■ Extracted information:
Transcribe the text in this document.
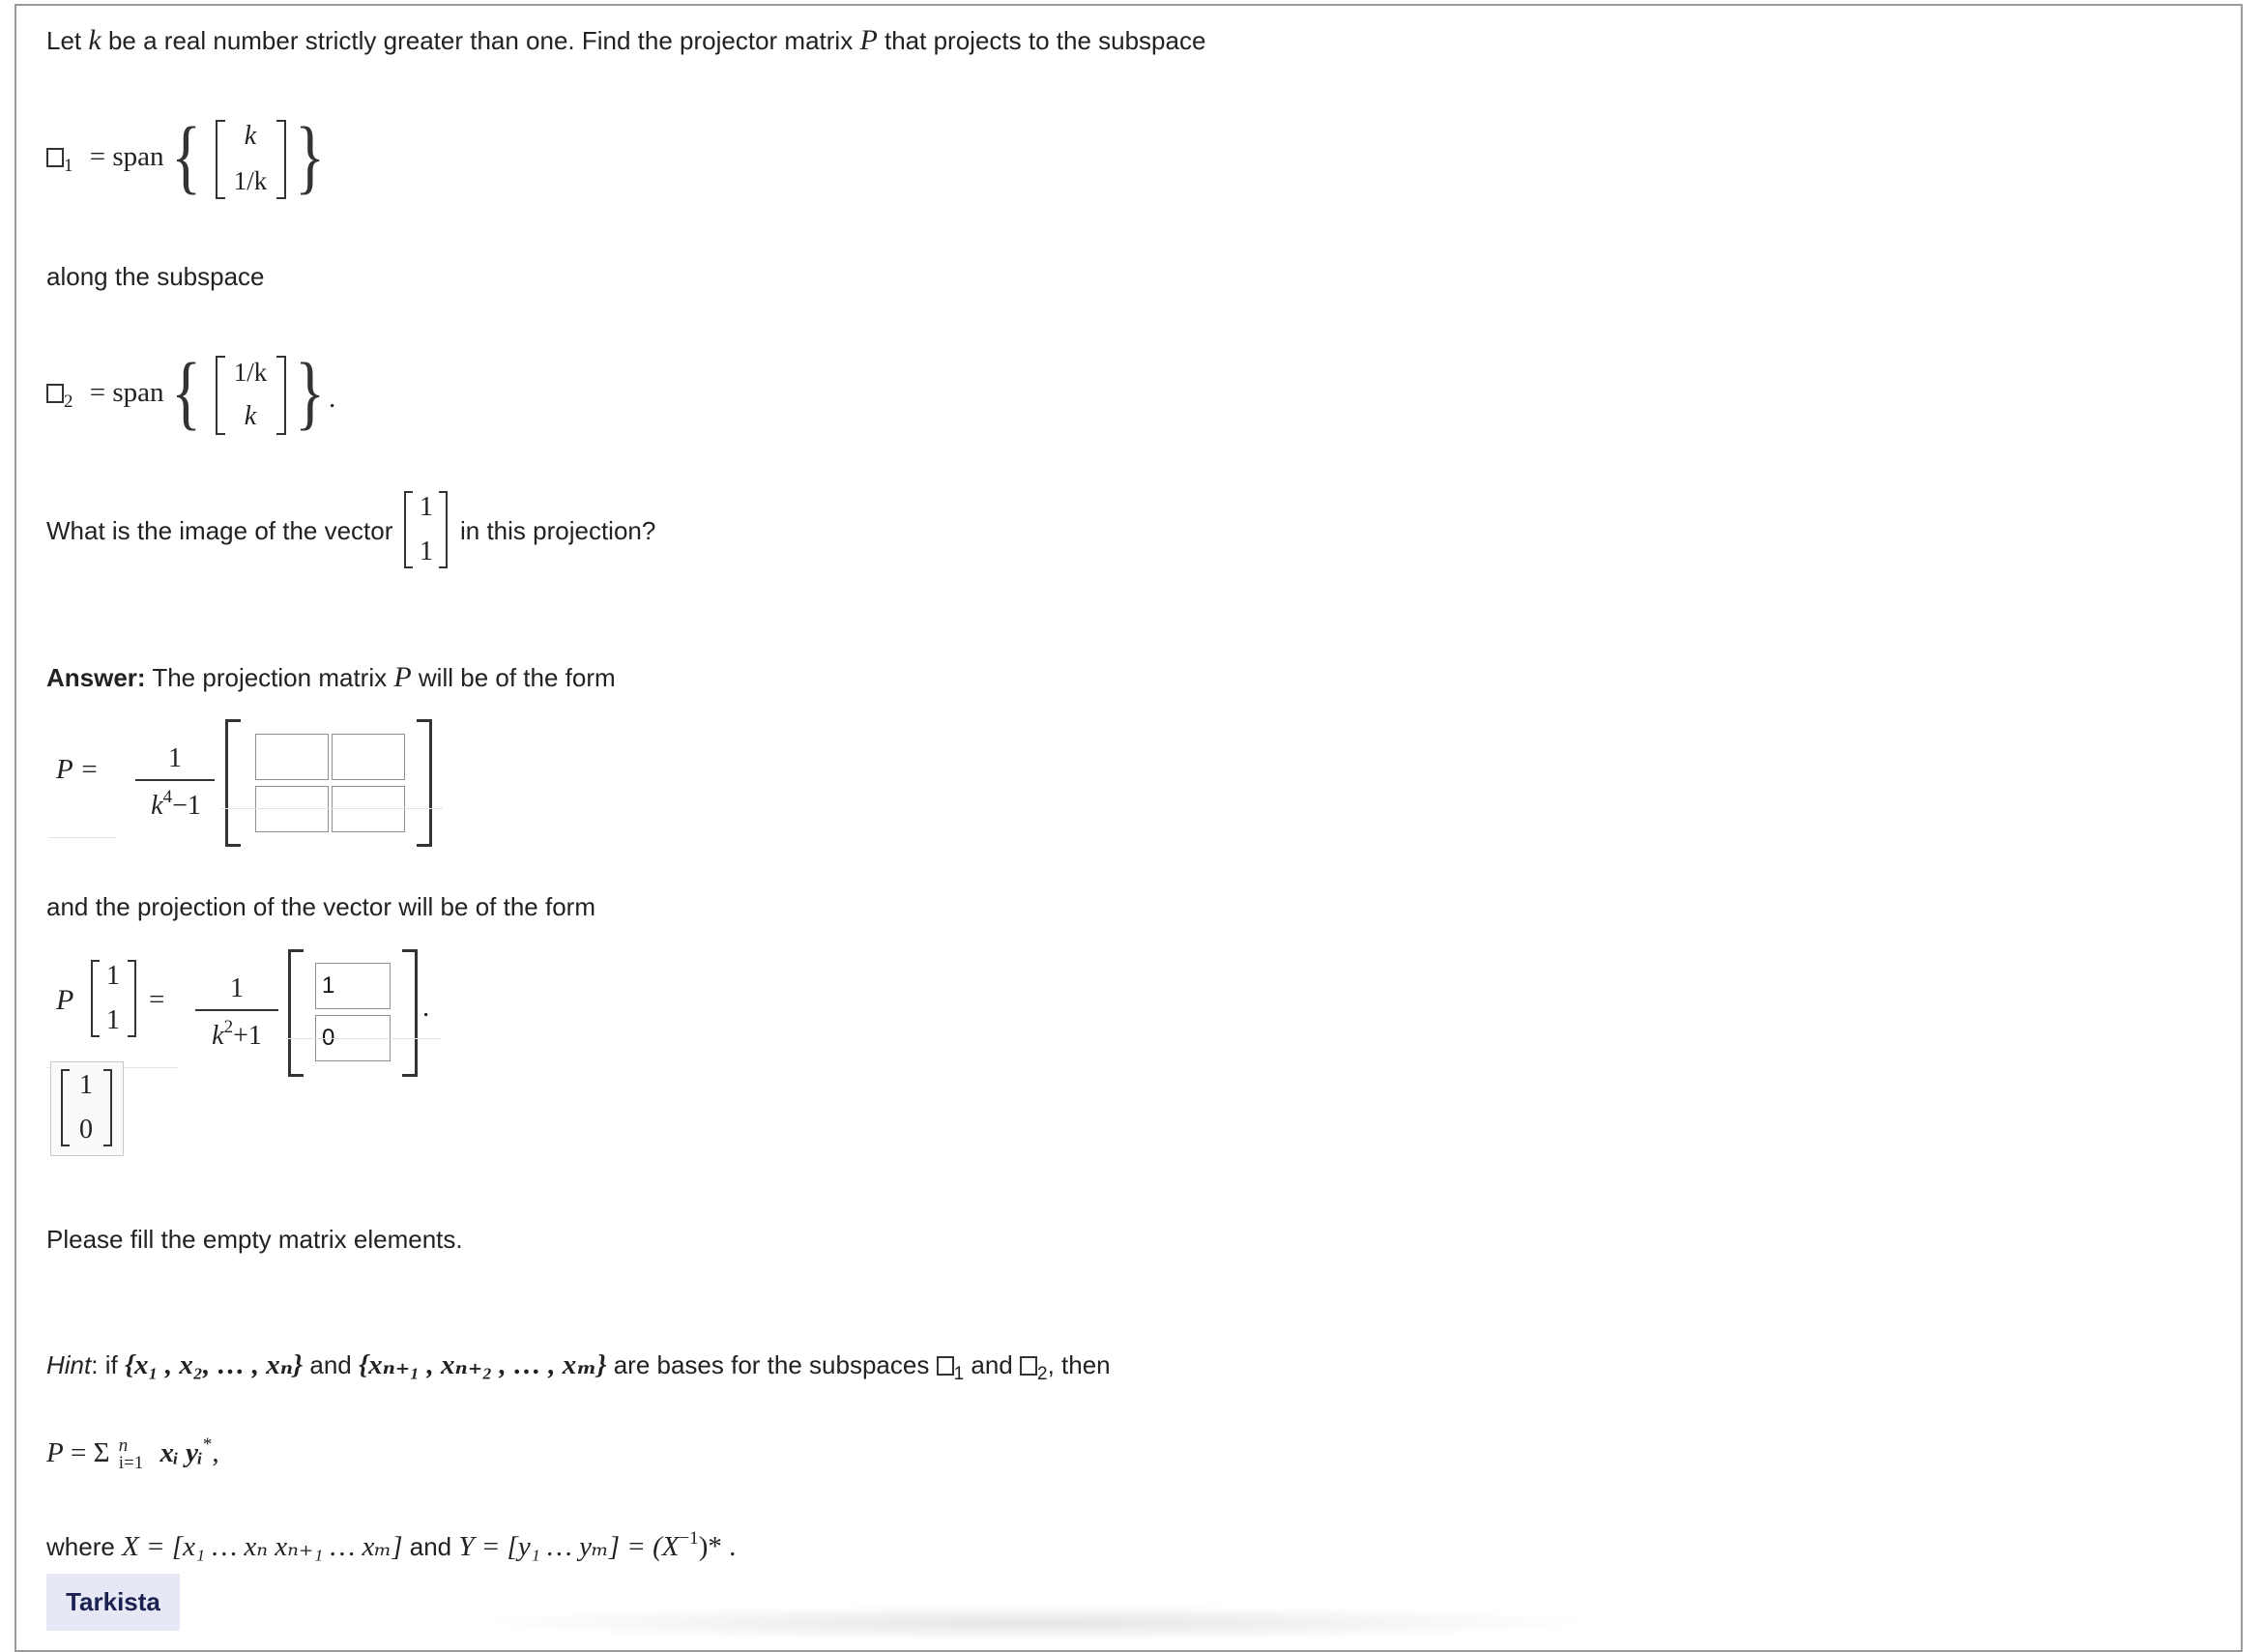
Let k be a real number strictly greater than one. Find the projector matrix P that projects to the subspace
$_1$ = span {	k
1/k }
along the subspace
$_2$ = span {	1/k
k } .
What is the image of the vector
1
1
in this projection?
Answer: The projection matrix P will be of the form
P =	1
$k^4-1$
and the projection of the vector will be of the form
P
1
1
=	1
$k^2+1$
1
0
.
1
0
Please fill the empty matrix elements.
Hint: if {x₁ , x₂, … , xₙ} and {xₙ₊₁ , xₙ₊₂ , … , xₘ} are bases for the subspaces $_1$ and $_2$, then
P = Σ n
i=1 xᵢ yᵢ*,
where X = [x₁ … xₙ xₙ₊₁ … xₘ] and Y = [y₁ … $y_m] = (X^{-1})*$ .
Tarkista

■ Task prompt:
Scan the data for the word "matrix" and copy every line where it shows up.

■ Solution for this task:
Let k be a real number strictly greater than one. Find the projector matrix P that projects to the subspace
Answer: The projection matrix P will be of the form
Please fill the empty matrix elements.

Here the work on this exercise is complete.